| Given problem |
Exclude the pictures and return every line exactly as written.

*** Task inputs

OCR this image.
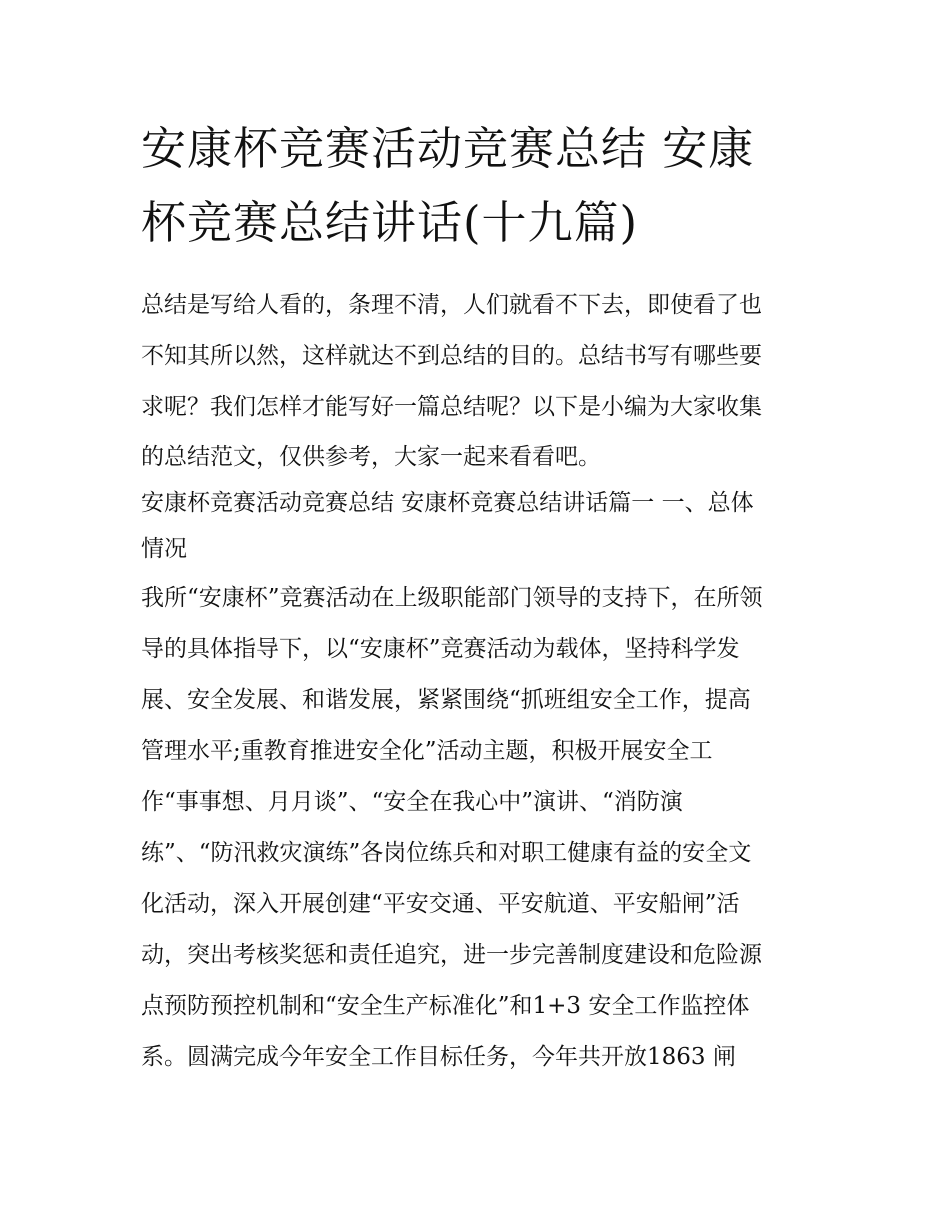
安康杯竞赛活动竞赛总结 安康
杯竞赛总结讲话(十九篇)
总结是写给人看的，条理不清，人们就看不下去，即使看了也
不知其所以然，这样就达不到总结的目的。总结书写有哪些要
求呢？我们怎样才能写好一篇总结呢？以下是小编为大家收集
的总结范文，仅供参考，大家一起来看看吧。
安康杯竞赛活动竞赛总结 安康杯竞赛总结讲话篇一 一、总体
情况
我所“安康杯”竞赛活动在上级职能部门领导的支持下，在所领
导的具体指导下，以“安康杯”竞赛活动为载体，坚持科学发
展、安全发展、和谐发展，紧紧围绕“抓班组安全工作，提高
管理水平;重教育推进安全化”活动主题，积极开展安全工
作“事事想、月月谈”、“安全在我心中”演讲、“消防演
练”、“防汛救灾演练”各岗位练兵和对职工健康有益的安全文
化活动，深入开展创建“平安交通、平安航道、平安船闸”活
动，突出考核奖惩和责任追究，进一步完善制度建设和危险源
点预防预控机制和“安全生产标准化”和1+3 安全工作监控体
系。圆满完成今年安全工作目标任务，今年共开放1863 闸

******

| The reply |
OCR this image.
安康杯竞赛活动竞赛总结 安康
杯竞赛总结讲话(十九篇)
总结是写给人看的，条理不清，人们就看不下去，即使看了也
不知其所以然，这样就达不到总结的目的。总结书写有哪些要
求呢？我们怎样才能写好一篇总结呢？以下是小编为大家收集
的总结范文，仅供参考，大家一起来看看吧。
安康杯竞赛活动竞赛总结 安康杯竞赛总结讲话篇一 一、总体
情况
我所“安康杯”竞赛活动在上级职能部门领导的支持下，在所领
导的具体指导下，以“安康杯”竞赛活动为载体，坚持科学发
展、安全发展、和谐发展，紧紧围绕“抓班组安全工作，提高
管理水平;重教育推进安全化”活动主题，积极开展安全工
作“事事想、月月谈”、“安全在我心中”演讲、“消防演
练”、“防汛救灾演练”各岗位练兵和对职工健康有益的安全文
化活动，深入开展创建“平安交通、平安航道、平安船闸”活
动，突出考核奖惩和责任追究，进一步完善制度建设和危险源
点预防预控机制和“安全生产标准化”和1+3 安全工作监控体
系。圆满完成今年安全工作目标任务，今年共开放1863 闸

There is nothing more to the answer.